Using the material below, copy every line where "všetko" appears.

#### Supplied data

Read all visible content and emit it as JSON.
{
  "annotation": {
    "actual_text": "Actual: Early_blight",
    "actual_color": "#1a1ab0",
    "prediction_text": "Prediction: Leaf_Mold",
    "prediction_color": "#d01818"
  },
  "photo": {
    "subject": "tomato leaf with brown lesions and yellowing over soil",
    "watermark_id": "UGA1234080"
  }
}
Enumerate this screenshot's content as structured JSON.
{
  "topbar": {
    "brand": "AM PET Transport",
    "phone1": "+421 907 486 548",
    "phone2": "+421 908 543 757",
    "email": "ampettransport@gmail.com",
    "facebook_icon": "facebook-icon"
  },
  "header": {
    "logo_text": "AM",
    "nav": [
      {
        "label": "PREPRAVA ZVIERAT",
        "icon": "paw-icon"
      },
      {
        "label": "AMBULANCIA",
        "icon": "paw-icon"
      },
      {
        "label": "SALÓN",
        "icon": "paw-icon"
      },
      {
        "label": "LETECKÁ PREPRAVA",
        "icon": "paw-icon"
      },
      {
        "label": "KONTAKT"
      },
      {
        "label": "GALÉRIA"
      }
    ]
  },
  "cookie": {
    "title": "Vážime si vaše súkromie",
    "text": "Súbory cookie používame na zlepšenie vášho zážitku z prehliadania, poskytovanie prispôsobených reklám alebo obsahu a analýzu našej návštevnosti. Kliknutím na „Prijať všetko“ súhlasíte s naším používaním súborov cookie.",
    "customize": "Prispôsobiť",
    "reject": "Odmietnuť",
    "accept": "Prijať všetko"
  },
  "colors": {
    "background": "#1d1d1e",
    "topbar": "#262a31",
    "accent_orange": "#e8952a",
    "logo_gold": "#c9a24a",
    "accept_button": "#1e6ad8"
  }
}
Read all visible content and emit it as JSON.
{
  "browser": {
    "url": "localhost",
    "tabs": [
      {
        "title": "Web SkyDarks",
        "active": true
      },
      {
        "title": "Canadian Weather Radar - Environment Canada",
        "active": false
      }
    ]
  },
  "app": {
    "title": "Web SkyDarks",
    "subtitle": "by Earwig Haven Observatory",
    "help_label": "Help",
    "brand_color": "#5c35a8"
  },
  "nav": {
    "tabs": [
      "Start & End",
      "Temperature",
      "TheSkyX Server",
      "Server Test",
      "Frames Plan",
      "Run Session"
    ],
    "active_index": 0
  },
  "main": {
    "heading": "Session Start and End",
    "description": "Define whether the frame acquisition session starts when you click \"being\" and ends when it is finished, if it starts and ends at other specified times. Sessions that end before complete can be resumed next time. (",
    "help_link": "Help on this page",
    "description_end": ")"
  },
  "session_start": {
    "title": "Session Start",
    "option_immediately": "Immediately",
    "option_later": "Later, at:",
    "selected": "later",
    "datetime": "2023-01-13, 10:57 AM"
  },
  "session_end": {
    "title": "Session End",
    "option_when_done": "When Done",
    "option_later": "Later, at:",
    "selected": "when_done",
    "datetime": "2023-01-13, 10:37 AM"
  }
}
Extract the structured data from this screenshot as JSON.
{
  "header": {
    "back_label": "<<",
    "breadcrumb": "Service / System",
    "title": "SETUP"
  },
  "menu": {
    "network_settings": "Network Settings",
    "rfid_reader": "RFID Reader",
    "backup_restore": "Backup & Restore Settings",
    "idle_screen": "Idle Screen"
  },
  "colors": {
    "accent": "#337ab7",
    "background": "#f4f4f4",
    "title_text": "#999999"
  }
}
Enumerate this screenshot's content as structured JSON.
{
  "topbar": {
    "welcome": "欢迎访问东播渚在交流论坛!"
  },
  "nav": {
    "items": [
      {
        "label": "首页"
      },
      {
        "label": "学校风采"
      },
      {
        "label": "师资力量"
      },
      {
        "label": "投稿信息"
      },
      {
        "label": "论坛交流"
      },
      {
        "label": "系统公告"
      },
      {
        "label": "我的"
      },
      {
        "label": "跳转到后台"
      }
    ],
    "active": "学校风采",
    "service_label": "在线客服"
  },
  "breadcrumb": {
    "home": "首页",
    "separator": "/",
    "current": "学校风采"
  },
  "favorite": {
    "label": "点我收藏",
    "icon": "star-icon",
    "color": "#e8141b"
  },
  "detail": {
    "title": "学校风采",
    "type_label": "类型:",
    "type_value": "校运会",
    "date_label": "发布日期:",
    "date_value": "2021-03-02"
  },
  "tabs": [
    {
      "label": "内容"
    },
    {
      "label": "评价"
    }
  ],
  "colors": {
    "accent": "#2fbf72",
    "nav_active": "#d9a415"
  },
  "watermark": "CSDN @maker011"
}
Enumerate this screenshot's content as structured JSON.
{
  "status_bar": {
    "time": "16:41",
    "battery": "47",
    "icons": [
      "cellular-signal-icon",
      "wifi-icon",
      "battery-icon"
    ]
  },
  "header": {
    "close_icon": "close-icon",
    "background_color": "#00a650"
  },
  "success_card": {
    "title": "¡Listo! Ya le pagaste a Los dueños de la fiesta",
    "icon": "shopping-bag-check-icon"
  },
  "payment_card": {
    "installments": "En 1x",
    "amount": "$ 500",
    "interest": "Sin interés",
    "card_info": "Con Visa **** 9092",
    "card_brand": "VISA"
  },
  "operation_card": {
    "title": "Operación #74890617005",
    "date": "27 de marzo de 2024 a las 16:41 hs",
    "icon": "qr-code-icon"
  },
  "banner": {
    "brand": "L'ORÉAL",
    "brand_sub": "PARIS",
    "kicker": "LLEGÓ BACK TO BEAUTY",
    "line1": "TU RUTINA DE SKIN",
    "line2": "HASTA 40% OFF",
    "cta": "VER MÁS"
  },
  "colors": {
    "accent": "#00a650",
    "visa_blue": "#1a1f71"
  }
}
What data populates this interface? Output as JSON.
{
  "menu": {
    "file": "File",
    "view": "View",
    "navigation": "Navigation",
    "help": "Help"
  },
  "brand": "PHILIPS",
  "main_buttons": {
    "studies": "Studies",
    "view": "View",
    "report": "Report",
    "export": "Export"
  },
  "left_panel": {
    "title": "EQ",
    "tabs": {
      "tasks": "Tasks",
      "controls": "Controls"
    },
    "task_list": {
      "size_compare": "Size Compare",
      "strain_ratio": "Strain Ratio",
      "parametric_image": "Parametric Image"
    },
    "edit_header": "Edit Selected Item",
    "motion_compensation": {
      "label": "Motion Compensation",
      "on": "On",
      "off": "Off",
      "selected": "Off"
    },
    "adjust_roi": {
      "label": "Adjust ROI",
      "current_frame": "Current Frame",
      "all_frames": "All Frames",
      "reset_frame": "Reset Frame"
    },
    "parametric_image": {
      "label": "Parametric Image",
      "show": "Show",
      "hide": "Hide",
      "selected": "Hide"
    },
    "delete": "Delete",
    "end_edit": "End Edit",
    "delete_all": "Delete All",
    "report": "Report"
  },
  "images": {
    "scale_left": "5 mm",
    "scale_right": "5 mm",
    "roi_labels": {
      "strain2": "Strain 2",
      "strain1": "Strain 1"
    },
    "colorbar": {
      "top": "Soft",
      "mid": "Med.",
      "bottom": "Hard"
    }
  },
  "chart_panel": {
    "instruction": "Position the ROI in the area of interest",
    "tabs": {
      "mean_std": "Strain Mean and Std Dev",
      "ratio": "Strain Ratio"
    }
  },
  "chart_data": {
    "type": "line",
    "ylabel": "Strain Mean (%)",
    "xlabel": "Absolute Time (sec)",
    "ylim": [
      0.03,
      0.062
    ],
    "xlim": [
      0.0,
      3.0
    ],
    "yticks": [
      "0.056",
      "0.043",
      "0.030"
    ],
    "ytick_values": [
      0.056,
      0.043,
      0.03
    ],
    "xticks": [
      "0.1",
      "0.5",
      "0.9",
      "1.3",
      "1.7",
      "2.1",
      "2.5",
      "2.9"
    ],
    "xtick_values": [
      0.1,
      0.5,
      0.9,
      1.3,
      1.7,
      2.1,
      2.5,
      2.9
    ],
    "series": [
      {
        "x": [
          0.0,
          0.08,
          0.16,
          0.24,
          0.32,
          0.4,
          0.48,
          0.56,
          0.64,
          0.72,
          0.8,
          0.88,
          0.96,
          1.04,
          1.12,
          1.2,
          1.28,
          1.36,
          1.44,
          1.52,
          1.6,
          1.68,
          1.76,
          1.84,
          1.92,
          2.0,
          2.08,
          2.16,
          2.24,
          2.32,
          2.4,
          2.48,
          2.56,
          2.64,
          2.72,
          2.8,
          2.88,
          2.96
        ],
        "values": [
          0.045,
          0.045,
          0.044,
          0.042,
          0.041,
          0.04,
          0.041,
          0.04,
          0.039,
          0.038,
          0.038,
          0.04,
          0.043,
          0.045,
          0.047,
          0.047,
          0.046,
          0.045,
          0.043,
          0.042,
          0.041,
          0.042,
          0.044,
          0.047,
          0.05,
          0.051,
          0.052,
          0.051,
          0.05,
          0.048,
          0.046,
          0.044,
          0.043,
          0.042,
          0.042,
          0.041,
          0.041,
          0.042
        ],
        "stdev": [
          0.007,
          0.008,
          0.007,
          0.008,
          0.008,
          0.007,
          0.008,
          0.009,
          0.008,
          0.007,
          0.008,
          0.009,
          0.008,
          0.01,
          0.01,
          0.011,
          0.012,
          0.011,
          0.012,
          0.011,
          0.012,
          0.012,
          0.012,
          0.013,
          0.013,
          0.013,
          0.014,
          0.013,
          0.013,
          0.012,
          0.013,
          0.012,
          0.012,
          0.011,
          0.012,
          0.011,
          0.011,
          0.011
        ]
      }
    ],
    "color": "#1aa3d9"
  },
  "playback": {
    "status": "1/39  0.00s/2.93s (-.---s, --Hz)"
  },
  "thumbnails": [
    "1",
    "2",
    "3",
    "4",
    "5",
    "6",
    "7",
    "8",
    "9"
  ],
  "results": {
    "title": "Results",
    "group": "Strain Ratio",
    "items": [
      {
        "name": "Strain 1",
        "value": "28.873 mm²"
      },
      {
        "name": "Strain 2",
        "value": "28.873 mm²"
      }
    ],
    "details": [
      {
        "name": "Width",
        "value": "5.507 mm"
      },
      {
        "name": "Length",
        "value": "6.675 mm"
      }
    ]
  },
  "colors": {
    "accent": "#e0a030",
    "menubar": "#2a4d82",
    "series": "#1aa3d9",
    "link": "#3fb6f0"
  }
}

########

## Response below
    "text": "Súbory cookie používame na zlepšenie vášho zážitku z prehliadania, poskytovanie prispôsobených reklám alebo obsahu a analýzu našej návštevnosti. Kliknutím na „Prijať všetko“ súhlasíte s naším používaním súborov cookie.",
    "accept": "Prijať všetko"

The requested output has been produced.